- **Work to do**
Give only the number of lines that include the string "ABSTENTIONNISTES".

------------------------------------

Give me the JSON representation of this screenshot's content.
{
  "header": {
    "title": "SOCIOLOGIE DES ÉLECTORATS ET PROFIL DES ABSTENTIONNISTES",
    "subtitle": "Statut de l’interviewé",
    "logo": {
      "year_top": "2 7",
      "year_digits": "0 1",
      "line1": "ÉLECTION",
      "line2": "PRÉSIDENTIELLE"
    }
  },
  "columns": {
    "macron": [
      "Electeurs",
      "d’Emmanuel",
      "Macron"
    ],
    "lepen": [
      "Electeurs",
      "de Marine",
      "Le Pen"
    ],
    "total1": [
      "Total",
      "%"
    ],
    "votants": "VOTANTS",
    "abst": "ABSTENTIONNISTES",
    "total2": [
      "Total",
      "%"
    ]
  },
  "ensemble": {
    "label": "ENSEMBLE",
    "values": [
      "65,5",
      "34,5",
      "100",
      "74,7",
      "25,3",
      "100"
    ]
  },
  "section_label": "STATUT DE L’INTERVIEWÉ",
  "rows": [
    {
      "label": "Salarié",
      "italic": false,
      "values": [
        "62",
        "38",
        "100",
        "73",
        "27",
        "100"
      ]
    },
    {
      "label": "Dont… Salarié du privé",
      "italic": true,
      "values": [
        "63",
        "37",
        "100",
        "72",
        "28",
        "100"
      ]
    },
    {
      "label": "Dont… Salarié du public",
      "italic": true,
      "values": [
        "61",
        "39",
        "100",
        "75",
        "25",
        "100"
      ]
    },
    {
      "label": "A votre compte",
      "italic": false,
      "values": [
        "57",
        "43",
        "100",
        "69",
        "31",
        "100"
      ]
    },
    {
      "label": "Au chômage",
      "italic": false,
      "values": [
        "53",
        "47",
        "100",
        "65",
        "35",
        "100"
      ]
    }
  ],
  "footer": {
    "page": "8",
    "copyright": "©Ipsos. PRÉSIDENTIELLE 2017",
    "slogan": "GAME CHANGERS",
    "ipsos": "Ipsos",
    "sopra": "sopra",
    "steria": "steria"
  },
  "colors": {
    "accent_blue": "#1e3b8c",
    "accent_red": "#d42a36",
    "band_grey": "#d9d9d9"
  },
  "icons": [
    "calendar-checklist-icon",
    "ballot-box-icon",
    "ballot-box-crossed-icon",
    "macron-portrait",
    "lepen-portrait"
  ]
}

------------------------------------

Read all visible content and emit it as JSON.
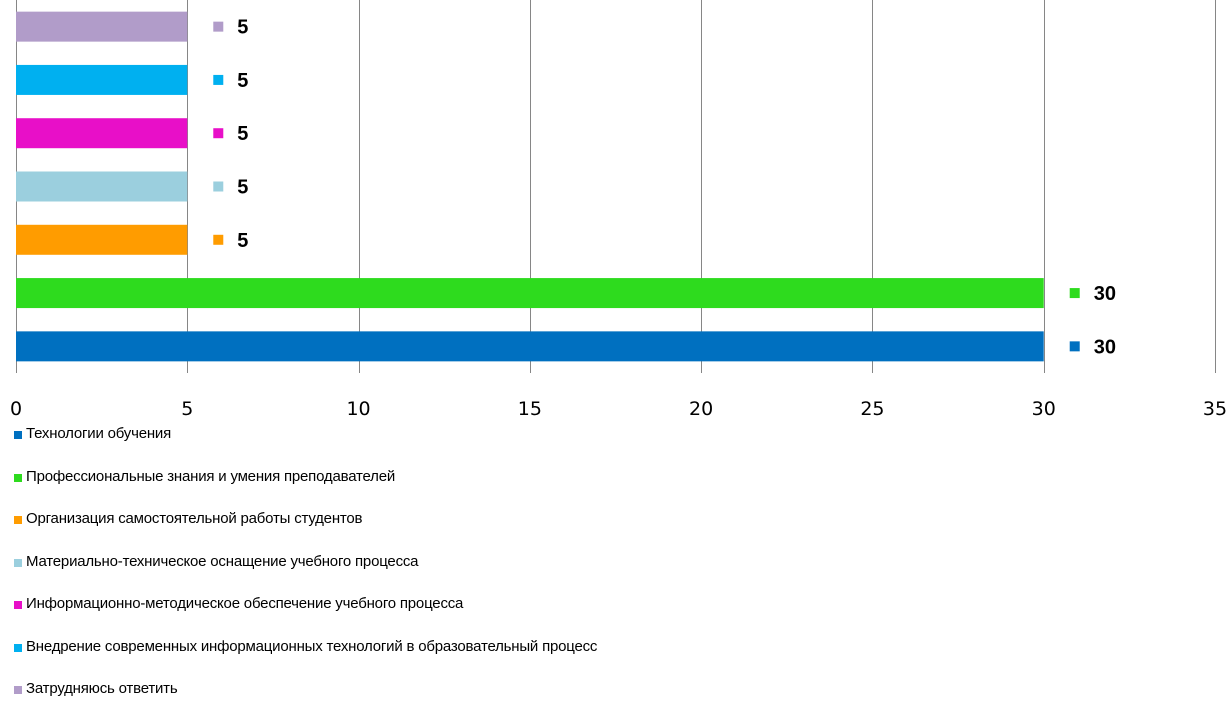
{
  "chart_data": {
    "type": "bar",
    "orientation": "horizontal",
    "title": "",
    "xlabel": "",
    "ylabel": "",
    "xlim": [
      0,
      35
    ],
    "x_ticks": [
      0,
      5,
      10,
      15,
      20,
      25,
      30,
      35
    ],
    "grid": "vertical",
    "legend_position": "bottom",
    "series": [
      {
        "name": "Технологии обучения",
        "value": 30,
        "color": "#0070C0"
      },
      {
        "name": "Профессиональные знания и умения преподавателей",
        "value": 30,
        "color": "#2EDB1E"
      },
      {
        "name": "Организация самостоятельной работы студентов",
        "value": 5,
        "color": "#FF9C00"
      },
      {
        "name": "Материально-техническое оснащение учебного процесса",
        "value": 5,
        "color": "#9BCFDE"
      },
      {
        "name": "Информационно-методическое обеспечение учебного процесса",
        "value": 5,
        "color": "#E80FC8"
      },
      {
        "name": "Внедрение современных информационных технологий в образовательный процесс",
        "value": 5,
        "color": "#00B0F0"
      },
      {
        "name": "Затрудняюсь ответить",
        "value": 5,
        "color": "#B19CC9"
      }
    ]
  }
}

------------------------------------

- **Task result**
2